Фрагмент текста:
В тюрьме Саэдзима и его сокамерники ведут долгие беседы о кулинарных и языковых различиях японского севера. В это время в игре приостанавливается развитие сюжета, и на несколько часов она превращается в симуляцию тюремной жизни. Влияние фильмов о тюрьмах очевидно: особенно вспоминается картина Тэруо Исии «Тюрьма Абасири», снятая в 1965 году: лента настолько популярная, что породила десяток продолжений, на которых выросло целое поколение японцев, а Кэн Такакура стал одной из самых значимых звезд кинематографа в жанре фильмов о якудза. Там мы можем найти похожие разговоры между заключенными, перешептывающимися в уединении своей камеры.
Авторы Yakuza уже цитировали это классическое кино о побеге из тюрьмы в предыдущем эпизоде (когда Саэдзима выбрался из вымышленной тюрьмы на Окинаве), однако на этот раз игра осмелилась напрямую затронуть миф о тюрьме Абасири, в некотором роде считающейся японским Алькатрасом. В огромной тюрьме, интересную реконструкцию которой можно посетить в наши дни, тысячи заключенных (в основном политических) содержались под стражей начиная с периода Мэйдзи. Она выполняла двойную функцию – обеспечивала японское присутствие на Хоккайдо (в XIX веке на острове проживали в основном коренные айны, но к нему тянулись и соседние страны, в частности Россия) и выступала одной из ключевых точек местной колонизации. Сами заключенные Абасири были заняты на строительстве дорог через горы и леса большого северного острова Японского архипелага, часто погибая от тяжести работы в невыносимом зимнем климате. «Первое, что я помню о жизни в Абасири, – говорит Эйдзи Идзити, отбывавший там срок в 1950‐х годах, – это то, что работать приходилось в лютых условиях. Я даже удивлялся, как такое выдерживают охранники» [333]. Тюрьма на краю света обрела репутацию беззаконного учреждения в XIX и XX веках, а также отметилась своей долей героических историй (например, легендарным спасением «короля побегов» Ёсиэ Сиратори [334] в 1944 году) и способами эксплуатации заключенных, что также отображено в фильме Исии: в последнем герой невольно оказывается втянутым в побег на шахтерских тележках. В Yakuza 5 это действие происходит на снегоходах, но сходство столь же очевидно, сколь и преднамеренно. Так авторы смогли поместить персонажей в непрерывный ход японской исторической реальности посредством вымысла и кино. Иначе говоря, заключенный Саэдзима, как и тот, кого Такакура сыграл на большом экране, стали последователями строителей дорог эпохи Мэйдзи – людей, с которыми безжалостная нация обращалась как с животными.

Задачи для решения:
• A. Выпишите из текста о тюрьме Абасири отрывок начиная со слов «В тюрьме Саэдзима» и заканчивая словами «уединении своей камеры.».
• B. На чем совершается побег в Yakuza 5, согласно тексту о тюрьме Абасири?
• C. Продолжите текст о тюрьме Абасири с того места, на котором он заканчивается.

Представленный материал:

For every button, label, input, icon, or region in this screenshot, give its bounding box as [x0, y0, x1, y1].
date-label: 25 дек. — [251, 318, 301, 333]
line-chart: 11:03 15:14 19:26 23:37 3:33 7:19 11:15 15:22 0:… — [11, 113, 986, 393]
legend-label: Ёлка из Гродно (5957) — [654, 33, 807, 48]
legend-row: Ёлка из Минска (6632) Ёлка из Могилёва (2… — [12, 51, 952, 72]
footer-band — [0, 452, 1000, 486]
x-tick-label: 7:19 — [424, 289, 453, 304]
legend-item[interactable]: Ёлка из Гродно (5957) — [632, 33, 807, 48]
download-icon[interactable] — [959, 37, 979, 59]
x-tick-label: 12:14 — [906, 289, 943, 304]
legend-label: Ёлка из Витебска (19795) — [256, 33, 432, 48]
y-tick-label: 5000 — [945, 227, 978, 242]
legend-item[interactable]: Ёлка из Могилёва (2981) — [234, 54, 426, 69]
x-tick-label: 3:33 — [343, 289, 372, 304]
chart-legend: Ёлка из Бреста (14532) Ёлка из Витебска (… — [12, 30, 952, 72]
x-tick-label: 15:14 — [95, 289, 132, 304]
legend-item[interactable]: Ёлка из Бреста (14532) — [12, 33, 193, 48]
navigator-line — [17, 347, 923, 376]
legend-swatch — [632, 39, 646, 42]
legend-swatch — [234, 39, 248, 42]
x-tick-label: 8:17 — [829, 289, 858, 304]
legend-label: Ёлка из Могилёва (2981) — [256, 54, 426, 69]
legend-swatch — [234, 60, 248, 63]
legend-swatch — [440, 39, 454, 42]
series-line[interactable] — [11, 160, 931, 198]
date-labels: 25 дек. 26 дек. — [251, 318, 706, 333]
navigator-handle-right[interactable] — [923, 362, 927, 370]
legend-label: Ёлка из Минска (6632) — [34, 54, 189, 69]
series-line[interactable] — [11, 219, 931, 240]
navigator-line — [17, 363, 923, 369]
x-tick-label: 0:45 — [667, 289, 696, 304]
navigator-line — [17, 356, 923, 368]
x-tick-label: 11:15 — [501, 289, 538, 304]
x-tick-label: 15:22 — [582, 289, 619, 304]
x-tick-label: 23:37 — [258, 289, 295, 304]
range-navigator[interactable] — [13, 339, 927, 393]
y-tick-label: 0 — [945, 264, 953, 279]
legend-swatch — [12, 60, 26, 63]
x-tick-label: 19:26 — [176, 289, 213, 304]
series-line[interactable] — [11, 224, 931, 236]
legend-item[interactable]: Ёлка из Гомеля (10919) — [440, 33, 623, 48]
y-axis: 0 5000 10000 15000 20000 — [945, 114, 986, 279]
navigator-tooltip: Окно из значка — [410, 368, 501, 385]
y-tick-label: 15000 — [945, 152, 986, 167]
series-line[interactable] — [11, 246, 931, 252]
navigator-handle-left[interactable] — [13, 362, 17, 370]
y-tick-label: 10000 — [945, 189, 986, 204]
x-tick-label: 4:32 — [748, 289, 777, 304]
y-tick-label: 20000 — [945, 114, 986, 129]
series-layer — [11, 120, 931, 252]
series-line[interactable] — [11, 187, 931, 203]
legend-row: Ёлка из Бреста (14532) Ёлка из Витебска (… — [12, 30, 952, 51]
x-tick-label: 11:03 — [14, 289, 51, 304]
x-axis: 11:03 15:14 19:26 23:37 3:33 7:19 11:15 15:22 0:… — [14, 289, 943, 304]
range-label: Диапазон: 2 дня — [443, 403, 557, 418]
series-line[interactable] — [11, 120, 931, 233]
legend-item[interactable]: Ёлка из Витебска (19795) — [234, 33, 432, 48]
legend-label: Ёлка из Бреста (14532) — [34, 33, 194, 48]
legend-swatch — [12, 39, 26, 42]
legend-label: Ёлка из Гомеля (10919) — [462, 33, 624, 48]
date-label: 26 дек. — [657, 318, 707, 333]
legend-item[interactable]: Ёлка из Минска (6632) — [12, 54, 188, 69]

Ответы по задачам:
• A.
В тюрьме Саэдзима и его сокамерники ведут долгие беседы о кулинарных и языковых различиях японского севера. В это время в игре приостанавливается развитие сюжета, и на несколько часов она превращается в симуляцию тюремной жизни. Влияние фильмов о тюрьмах очевидно: особенно вспоминается картина Тэруо Исии «Тюрьма Абасири», снятая в 1965 году: лента настолько популярная, что породила десяток продолжений, на которых выросло целое поколение японцев, а Кэн Такакура стал одной из самых значимых звезд кинематографа в жанре фильмов о якудза. Там мы можем найти похожие разговоры между заключенными, перешептывающимися в уединении своей камеры.

• B. На снегоходах.

• C.
Точно так же знаменитая схватка Саэдзимы с бурым медведем Яма-ороси («сильный горный ветер») добила остатки правдоподобия и подарила Yakuza 5 один из ее самых «видеоигровых» моментов. Необычный зверь прежде всего послужил способом обратиться к фольклору жителей Хоккайдо – местному населению на протяжении веков приходилось сталкиваться с неподконтрольными силами природы, и это породило множество народных сказаний, основанных на кровавых событиях. Например, за считаные дни в 1915 году в четырех деревнях на северо-востоке острова семь человек оказались убиты медведем необычайных размеров – ростом 2,7 метра и весом 340 кг, получившим прозвище Кэсагакэ («диагональный шрам, идущий от плеча»). Чудовище посеяло панику в регионе, оставив после себя груду трупов. На помощь вызвали опытного охотника по имени Хэйкити Ямамото, и после нескольких дней изнурительных поисков в лесу ему удалось настичь животное. Нет сомнений, что сцены охоты на медведя, составляющие основу побочной сюжетной линии Саэдзимы в Yakuza 5, в значительной степени вдохновлены этими событиями, которым впоследствии посвятили роман и фильм. Даже был открыт туристический мемориал – его можно посетить и сегодня. В общем, долгие поиски Саэдзимы по следам медведя Яма-ороси кажутся данью уважения охотникам и фермерам, творившим историю Хоккайдо: им пришлось научиться выживать в самом сердце дикой природы, даже не пытаясь приручить ее.
В более широком смысле каждый из сегментов Yakuza 5 содержит набор побочных сюжетов, позволяющих авторам показать местные сообщества: охотники-крестьяне и Саэдзима, таксисты (каста пожилых, но не вышедших на пенсию мужчин, играющих важную роль в современном японском обществе) в сегменте Кирю, владельцы развлекательных заведений и массажистки из соуплендов в эпизоде о Синаде, а также молодые танцоры J-pop, которых можно повстречать на мосту Ивао в Сотэмбори в главе о Харуке. Игра наделяет голосом сообщества, к большинству из которых люди относятся скорее с пренебрежением, и таким образом демонстрирует целую панораму отринутых личностей, объединяя в своей «устной истории» фольклор, популярную городскую культуру и субкультуры.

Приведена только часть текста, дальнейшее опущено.